## GOAL
Repeat every line of the material, character for character.

## RECORDS SHOWN
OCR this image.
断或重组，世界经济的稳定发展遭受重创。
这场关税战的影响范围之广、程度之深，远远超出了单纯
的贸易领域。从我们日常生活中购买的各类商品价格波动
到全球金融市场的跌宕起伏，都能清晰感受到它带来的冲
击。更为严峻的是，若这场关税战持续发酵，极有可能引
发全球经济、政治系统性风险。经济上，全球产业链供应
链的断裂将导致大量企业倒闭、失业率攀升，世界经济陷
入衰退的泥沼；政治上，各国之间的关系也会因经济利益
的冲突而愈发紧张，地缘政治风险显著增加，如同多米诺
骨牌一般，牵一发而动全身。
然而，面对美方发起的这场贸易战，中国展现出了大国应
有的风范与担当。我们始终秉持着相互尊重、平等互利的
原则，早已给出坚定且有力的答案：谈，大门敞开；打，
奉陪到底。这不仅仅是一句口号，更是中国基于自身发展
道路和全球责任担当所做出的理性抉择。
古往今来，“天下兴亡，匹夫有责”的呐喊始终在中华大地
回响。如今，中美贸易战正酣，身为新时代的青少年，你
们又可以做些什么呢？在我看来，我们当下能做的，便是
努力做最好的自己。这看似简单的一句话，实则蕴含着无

## CORRECT RESPONSE
OCR this image.
断或重组，世界经济的稳定发展遭受重创。
这场关税战的影响范围之广、程度之深，远远超出了单纯
的贸易领域。从我们日常生活中购买的各类商品价格波动
到全球金融市场的跌宕起伏，都能清晰感受到它带来的冲
击。更为严峻的是，若这场关税战持续发酵，极有可能引
发全球经济、政治系统性风险。经济上，全球产业链供应
链的断裂将导致大量企业倒闭、失业率攀升，世界经济陷
入衰退的泥沼；政治上，各国之间的关系也会因经济利益
的冲突而愈发紧张，地缘政治风险显著增加，如同多米诺
骨牌一般，牵一发而动全身。
然而，面对美方发起的这场贸易战，中国展现出了大国应
有的风范与担当。我们始终秉持着相互尊重、平等互利的
原则，早已给出坚定且有力的答案：谈，大门敞开；打，
奉陪到底。这不仅仅是一句口号，更是中国基于自身发展
道路和全球责任担当所做出的理性抉择。
古往今来，“天下兴亡，匹夫有责”的呐喊始终在中华大地
回响。如今，中美贸易战正酣，身为新时代的青少年，你
们又可以做些什么呢？在我看来，我们当下能做的，便是
努力做最好的自己。这看似简单的一句话，实则蕴含着无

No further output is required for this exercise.